-- Start of Stored data --

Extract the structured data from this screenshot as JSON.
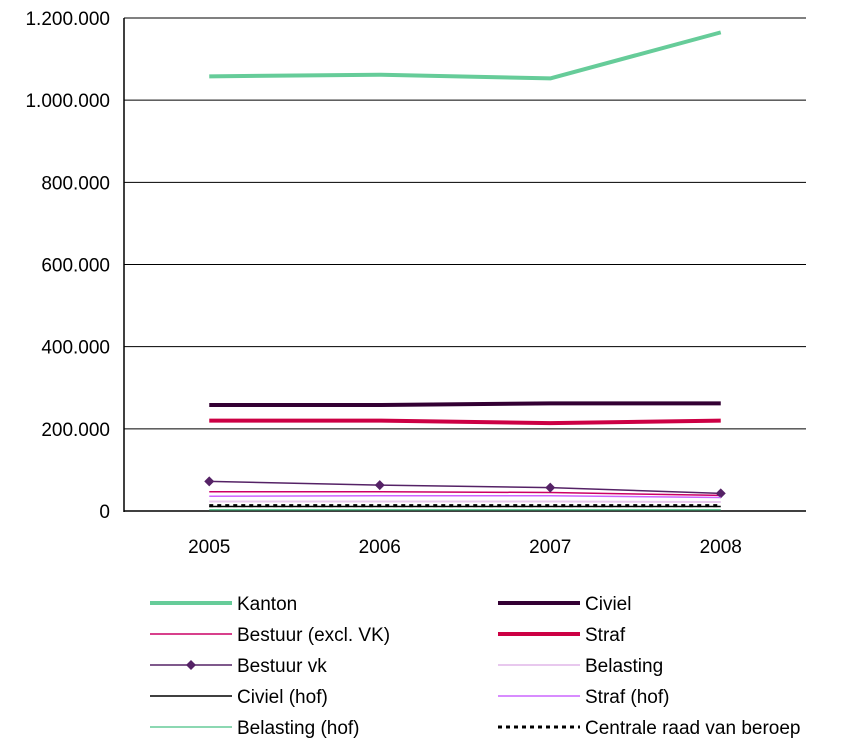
{
  "chart_data": {
    "type": "line",
    "categories": [
      "2005",
      "2006",
      "2007",
      "2008"
    ],
    "ylim": [
      0,
      1200000
    ],
    "y_ticks": [
      {
        "value": 0,
        "label": "0"
      },
      {
        "value": 200000,
        "label": "200.000"
      },
      {
        "value": 400000,
        "label": "400.000"
      },
      {
        "value": 600000,
        "label": "600.000"
      },
      {
        "value": 800000,
        "label": "800.000"
      },
      {
        "value": 1000000,
        "label": "1.000.000"
      },
      {
        "value": 1200000,
        "label": "1.200.000"
      }
    ],
    "grid": true,
    "legend_position": "bottom",
    "series": [
      {
        "name": "Kanton",
        "values": [
          1058000,
          1062000,
          1053000,
          1165000
        ],
        "color": "#66cc99",
        "width": 4,
        "dash": "",
        "marker": "none"
      },
      {
        "name": "Civiel",
        "values": [
          258000,
          258000,
          262000,
          262000
        ],
        "color": "#330033",
        "width": 4,
        "dash": "",
        "marker": "none"
      },
      {
        "name": "Bestuur (excl. VK)",
        "values": [
          47000,
          47000,
          45000,
          38000
        ],
        "color": "#cc0066",
        "width": 1.5,
        "dash": "",
        "marker": "none"
      },
      {
        "name": "Straf",
        "values": [
          220000,
          220000,
          214000,
          220000
        ],
        "color": "#cc0044",
        "width": 4,
        "dash": "",
        "marker": "none"
      },
      {
        "name": "Bestuur vk",
        "values": [
          72000,
          63000,
          57000,
          43000
        ],
        "color": "#552266",
        "width": 1.5,
        "dash": "",
        "marker": "diamond"
      },
      {
        "name": "Belasting",
        "values": [
          23000,
          23000,
          23000,
          22000
        ],
        "color": "#e8c8ee",
        "width": 2,
        "dash": "",
        "marker": "none"
      },
      {
        "name": "Civiel (hof)",
        "values": [
          11000,
          11000,
          11000,
          11000
        ],
        "color": "#000000",
        "width": 1.5,
        "dash": "",
        "marker": "none"
      },
      {
        "name": "Straf (hof)",
        "values": [
          36000,
          37000,
          37000,
          33000
        ],
        "color": "#cc66ff",
        "width": 1.5,
        "dash": "",
        "marker": "none"
      },
      {
        "name": "Belasting (hof)",
        "values": [
          3000,
          3000,
          3000,
          3000
        ],
        "color": "#66cc99",
        "width": 1.5,
        "dash": "",
        "marker": "none"
      },
      {
        "name": "Centrale raad van beroep",
        "values": [
          13000,
          13000,
          13000,
          13000
        ],
        "color": "#000000",
        "width": 3,
        "dash": "4,4",
        "marker": "none"
      }
    ]
  }
}
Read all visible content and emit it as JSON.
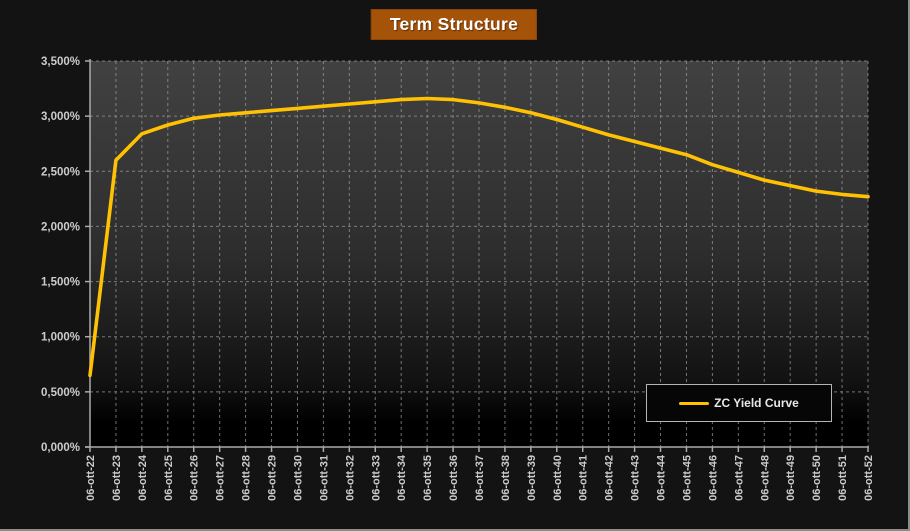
{
  "title": "Term Structure",
  "legend": {
    "label": "ZC Yield Curve"
  },
  "colors": {
    "background": "#131313",
    "title_bg": "#a6530a",
    "title_text": "#ffffff",
    "plot_gradient_top": "#414141",
    "plot_gradient_mid": "#2d2d2d",
    "plot_gradient_low": "#121212",
    "plot_gradient_bottom": "#000000",
    "gridline": "#a0a0a0",
    "axis": "#ababab",
    "tick_label": "#cccccc",
    "curve": "#ffc103",
    "legend_border": "#b5b5b5",
    "legend_bg": "#060606",
    "frame_border": "#8c8c8c"
  },
  "chart_data": {
    "type": "line",
    "title": "Term Structure",
    "x": [
      "06-ott-22",
      "06-ott-23",
      "06-ott-24",
      "06-ott-25",
      "06-ott-26",
      "06-ott-27",
      "06-ott-28",
      "06-ott-29",
      "06-ott-30",
      "06-ott-31",
      "06-ott-32",
      "06-ott-33",
      "06-ott-34",
      "06-ott-35",
      "06-ott-36",
      "06-ott-37",
      "06-ott-38",
      "06-ott-39",
      "06-ott-40",
      "06-ott-41",
      "06-ott-42",
      "06-ott-43",
      "06-ott-44",
      "06-ott-45",
      "06-ott-46",
      "06-ott-47",
      "06-ott-48",
      "06-ott-49",
      "06-ott-50",
      "06-ott-51",
      "06-ott-52"
    ],
    "series": [
      {
        "name": "ZC Yield Curve",
        "values": [
          0.65,
          2.6,
          2.84,
          2.92,
          2.98,
          3.01,
          3.03,
          3.05,
          3.07,
          3.09,
          3.11,
          3.13,
          3.15,
          3.16,
          3.15,
          3.12,
          3.08,
          3.03,
          2.97,
          2.9,
          2.83,
          2.77,
          2.71,
          2.65,
          2.56,
          2.49,
          2.42,
          2.37,
          2.32,
          2.29,
          2.27
        ]
      }
    ],
    "xlabel": "",
    "ylabel": "",
    "ylim": [
      0,
      3.5
    ],
    "ytick_step": 0.5,
    "ytick_labels": [
      "0,000%",
      "0,500%",
      "1,000%",
      "1,500%",
      "2,000%",
      "2,500%",
      "3,000%",
      "3,500%"
    ],
    "grid": true,
    "grid_style": "dashed",
    "legend_position": "bottom-right"
  }
}
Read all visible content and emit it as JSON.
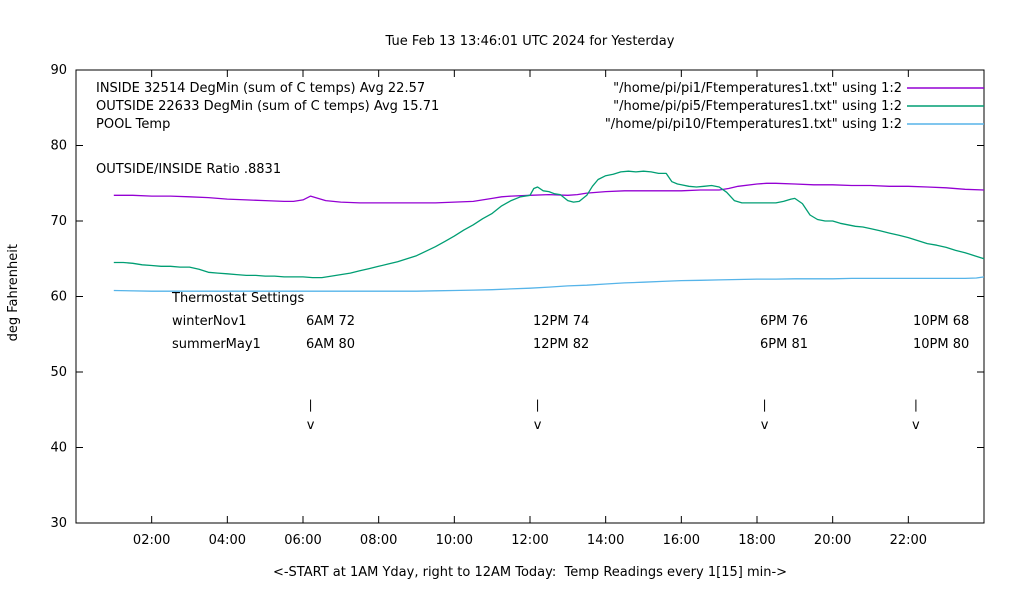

-- End of Stored data --

→ **Problem requirements**
All the lines above are to be reproduced exactly, except the pictures.

→ **Final answer**
Extract the structured data from this screenshot as JSON.
{
  "chart_data": {
    "type": "line",
    "categories": [
      "2005",
      "2006",
      "2007",
      "2008"
    ],
    "ylim": [
      0,
      1200000
    ],
    "y_ticks": [
      {
        "value": 0,
        "label": "0"
      },
      {
        "value": 200000,
        "label": "200.000"
      },
      {
        "value": 400000,
        "label": "400.000"
      },
      {
        "value": 600000,
        "label": "600.000"
      },
      {
        "value": 800000,
        "label": "800.000"
      },
      {
        "value": 1000000,
        "label": "1.000.000"
      },
      {
        "value": 1200000,
        "label": "1.200.000"
      }
    ],
    "grid": true,
    "legend_position": "bottom",
    "series": [
      {
        "name": "Kanton",
        "values": [
          1058000,
          1062000,
          1053000,
          1165000
        ],
        "color": "#66cc99",
        "width": 4,
        "dash": "",
        "marker": "none"
      },
      {
        "name": "Civiel",
        "values": [
          258000,
          258000,
          262000,
          262000
        ],
        "color": "#330033",
        "width": 4,
        "dash": "",
        "marker": "none"
      },
      {
        "name": "Bestuur (excl. VK)",
        "values": [
          47000,
          47000,
          45000,
          38000
        ],
        "color": "#cc0066",
        "width": 1.5,
        "dash": "",
        "marker": "none"
      },
      {
        "name": "Straf",
        "values": [
          220000,
          220000,
          214000,
          220000
        ],
        "color": "#cc0044",
        "width": 4,
        "dash": "",
        "marker": "none"
      },
      {
        "name": "Bestuur vk",
        "values": [
          72000,
          63000,
          57000,
          43000
        ],
        "color": "#552266",
        "width": 1.5,
        "dash": "",
        "marker": "diamond"
      },
      {
        "name": "Belasting",
        "values": [
          23000,
          23000,
          23000,
          22000
        ],
        "color": "#e8c8ee",
        "width": 2,
        "dash": "",
        "marker": "none"
      },
      {
        "name": "Civiel (hof)",
        "values": [
          11000,
          11000,
          11000,
          11000
        ],
        "color": "#000000",
        "width": 1.5,
        "dash": "",
        "marker": "none"
      },
      {
        "name": "Straf (hof)",
        "values": [
          36000,
          37000,
          37000,
          33000
        ],
        "color": "#cc66ff",
        "width": 1.5,
        "dash": "",
        "marker": "none"
      },
      {
        "name": "Belasting (hof)",
        "values": [
          3000,
          3000,
          3000,
          3000
        ],
        "color": "#66cc99",
        "width": 1.5,
        "dash": "",
        "marker": "none"
      },
      {
        "name": "Centrale raad van beroep",
        "values": [
          13000,
          13000,
          13000,
          13000
        ],
        "color": "#000000",
        "width": 3,
        "dash": "4,4",
        "marker": "none"
      }
    ]
  }
}
Read all visible content and emit it as JSON.
{
  "title": "Term Structure",
  "legend": {
    "label": "ZC Yield Curve"
  },
  "colors": {
    "background": "#131313",
    "title_bg": "#a6530a",
    "title_text": "#ffffff",
    "plot_gradient_top": "#414141",
    "plot_gradient_mid": "#2d2d2d",
    "plot_gradient_low": "#121212",
    "plot_gradient_bottom": "#000000",
    "gridline": "#a0a0a0",
    "axis": "#ababab",
    "tick_label": "#cccccc",
    "curve": "#ffc103",
    "legend_border": "#b5b5b5",
    "legend_bg": "#060606",
    "frame_border": "#8c8c8c"
  },
  "chart_data": {
    "type": "line",
    "title": "Term Structure",
    "x": [
      "06-ott-22",
      "06-ott-23",
      "06-ott-24",
      "06-ott-25",
      "06-ott-26",
      "06-ott-27",
      "06-ott-28",
      "06-ott-29",
      "06-ott-30",
      "06-ott-31",
      "06-ott-32",
      "06-ott-33",
      "06-ott-34",
      "06-ott-35",
      "06-ott-36",
      "06-ott-37",
      "06-ott-38",
      "06-ott-39",
      "06-ott-40",
      "06-ott-41",
      "06-ott-42",
      "06-ott-43",
      "06-ott-44",
      "06-ott-45",
      "06-ott-46",
      "06-ott-47",
      "06-ott-48",
      "06-ott-49",
      "06-ott-50",
      "06-ott-51",
      "06-ott-52"
    ],
    "series": [
      {
        "name": "ZC Yield Curve",
        "values": [
          0.65,
          2.6,
          2.84,
          2.92,
          2.98,
          3.01,
          3.03,
          3.05,
          3.07,
          3.09,
          3.11,
          3.13,
          3.15,
          3.16,
          3.15,
          3.12,
          3.08,
          3.03,
          2.97,
          2.9,
          2.83,
          2.77,
          2.71,
          2.65,
          2.56,
          2.49,
          2.42,
          2.37,
          2.32,
          2.29,
          2.27
        ]
      }
    ],
    "xlabel": "",
    "ylabel": "",
    "ylim": [
      0,
      3.5
    ],
    "ytick_step": 0.5,
    "ytick_labels": [
      "0,000%",
      "0,500%",
      "1,000%",
      "1,500%",
      "2,000%",
      "2,500%",
      "3,000%",
      "3,500%"
    ],
    "grid": true,
    "grid_style": "dashed",
    "legend_position": "bottom-right"
  }
}
Read all visible content and emit it as JSON.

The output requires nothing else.